INSTRUCTIONS TO FOLLOW — Copy out the listing that follows, exact in every word, and skip the images.

Begin RECORD SET

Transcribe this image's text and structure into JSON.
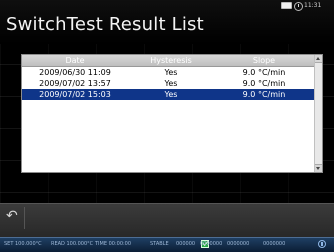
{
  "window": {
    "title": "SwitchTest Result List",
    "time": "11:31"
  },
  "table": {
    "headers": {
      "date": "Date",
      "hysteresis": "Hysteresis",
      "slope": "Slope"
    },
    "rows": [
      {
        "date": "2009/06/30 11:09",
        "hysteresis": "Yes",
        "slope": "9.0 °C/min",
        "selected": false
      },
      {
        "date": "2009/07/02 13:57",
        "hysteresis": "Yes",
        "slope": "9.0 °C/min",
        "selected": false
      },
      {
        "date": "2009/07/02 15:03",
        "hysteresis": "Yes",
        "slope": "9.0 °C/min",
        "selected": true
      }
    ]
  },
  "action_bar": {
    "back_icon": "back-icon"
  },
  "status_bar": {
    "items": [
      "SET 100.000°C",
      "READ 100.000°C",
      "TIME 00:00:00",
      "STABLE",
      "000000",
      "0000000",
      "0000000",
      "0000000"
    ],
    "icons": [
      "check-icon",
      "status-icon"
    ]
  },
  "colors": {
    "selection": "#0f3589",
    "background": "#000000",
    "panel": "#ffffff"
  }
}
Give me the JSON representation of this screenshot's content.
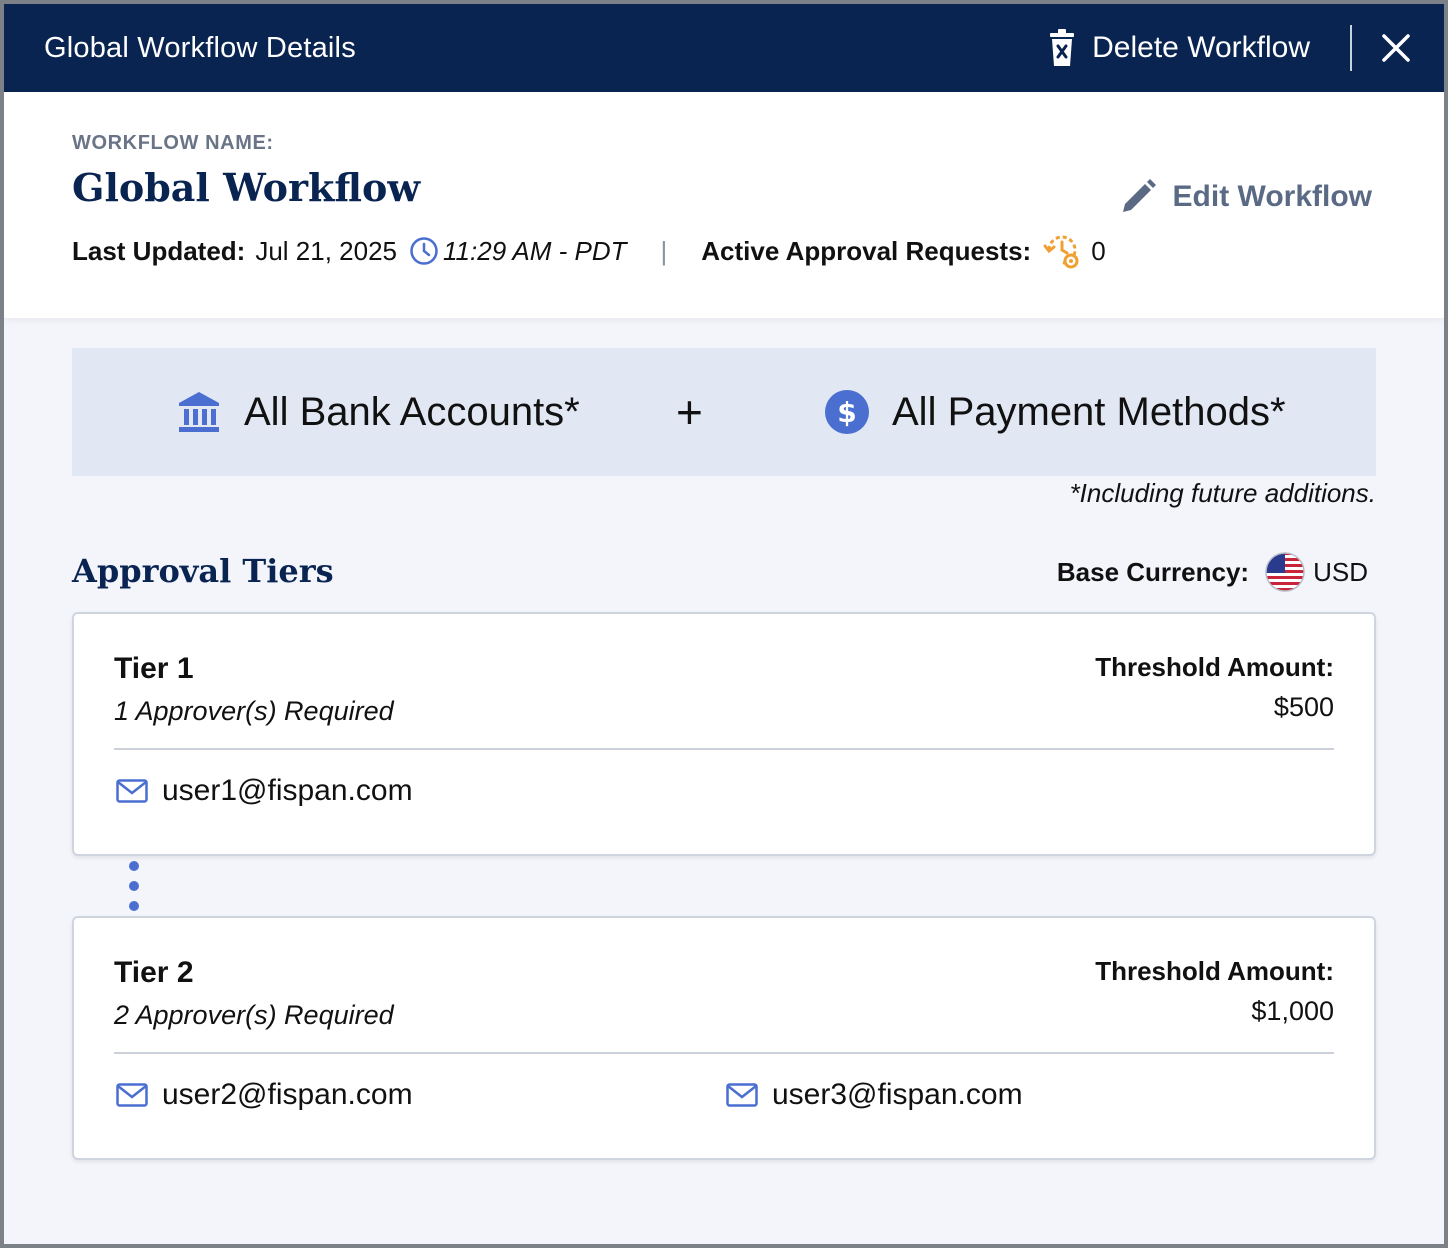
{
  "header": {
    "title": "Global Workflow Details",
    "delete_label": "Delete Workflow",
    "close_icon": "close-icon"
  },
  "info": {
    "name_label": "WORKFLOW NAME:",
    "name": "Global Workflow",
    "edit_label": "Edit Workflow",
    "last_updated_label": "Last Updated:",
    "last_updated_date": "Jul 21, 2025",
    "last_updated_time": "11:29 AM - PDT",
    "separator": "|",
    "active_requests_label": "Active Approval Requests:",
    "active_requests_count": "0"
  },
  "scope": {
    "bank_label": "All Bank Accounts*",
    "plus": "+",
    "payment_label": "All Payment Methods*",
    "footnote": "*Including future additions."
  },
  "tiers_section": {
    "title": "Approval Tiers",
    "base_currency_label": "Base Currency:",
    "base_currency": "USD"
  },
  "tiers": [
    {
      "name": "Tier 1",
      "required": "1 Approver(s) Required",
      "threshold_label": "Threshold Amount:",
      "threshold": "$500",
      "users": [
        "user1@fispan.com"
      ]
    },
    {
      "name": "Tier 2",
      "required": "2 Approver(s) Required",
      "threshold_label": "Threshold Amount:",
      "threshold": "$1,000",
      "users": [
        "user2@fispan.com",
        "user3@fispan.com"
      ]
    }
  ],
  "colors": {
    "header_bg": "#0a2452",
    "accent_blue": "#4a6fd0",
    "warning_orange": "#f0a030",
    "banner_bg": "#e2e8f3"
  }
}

End RECORD SET

RESULT OF THIS EXERCISE —
Transcribe this image's text and structure into JSON.
{
  "window": {
    "title": "SwitchTest Result List",
    "time": "11:31"
  },
  "table": {
    "headers": {
      "date": "Date",
      "hysteresis": "Hysteresis",
      "slope": "Slope"
    },
    "rows": [
      {
        "date": "2009/06/30 11:09",
        "hysteresis": "Yes",
        "slope": "9.0 °C/min",
        "selected": false
      },
      {
        "date": "2009/07/02 13:57",
        "hysteresis": "Yes",
        "slope": "9.0 °C/min",
        "selected": false
      },
      {
        "date": "2009/07/02 15:03",
        "hysteresis": "Yes",
        "slope": "9.0 °C/min",
        "selected": true
      }
    ]
  },
  "action_bar": {
    "back_icon": "back-icon"
  },
  "status_bar": {
    "items": [
      "SET 100.000°C",
      "READ 100.000°C",
      "TIME 00:00:00",
      "STABLE",
      "000000",
      "0000000",
      "0000000",
      "0000000"
    ],
    "icons": [
      "check-icon",
      "status-icon"
    ]
  },
  "colors": {
    "selection": "#0f3589",
    "background": "#000000",
    "panel": "#ffffff"
  }
}
Give me the JSON representation of this screenshot's content.
{
  "header": {
    "title": "Global Workflow Details",
    "delete_label": "Delete Workflow",
    "close_icon": "close-icon"
  },
  "info": {
    "name_label": "WORKFLOW NAME:",
    "name": "Global Workflow",
    "edit_label": "Edit Workflow",
    "last_updated_label": "Last Updated:",
    "last_updated_date": "Jul 21, 2025",
    "last_updated_time": "11:29 AM - PDT",
    "separator": "|",
    "active_requests_label": "Active Approval Requests:",
    "active_requests_count": "0"
  },
  "scope": {
    "bank_label": "All Bank Accounts*",
    "plus": "+",
    "payment_label": "All Payment Methods*",
    "footnote": "*Including future additions."
  },
  "tiers_section": {
    "title": "Approval Tiers",
    "base_currency_label": "Base Currency:",
    "base_currency": "USD"
  },
  "tiers": [
    {
      "name": "Tier 1",
      "required": "1 Approver(s) Required",
      "threshold_label": "Threshold Amount:",
      "threshold": "$500",
      "users": [
        "user1@fispan.com"
      ]
    },
    {
      "name": "Tier 2",
      "required": "2 Approver(s) Required",
      "threshold_label": "Threshold Amount:",
      "threshold": "$1,000",
      "users": [
        "user2@fispan.com",
        "user3@fispan.com"
      ]
    }
  ],
  "colors": {
    "header_bg": "#0a2452",
    "accent_blue": "#4a6fd0",
    "warning_orange": "#f0a030",
    "banner_bg": "#e2e8f3"
  }
}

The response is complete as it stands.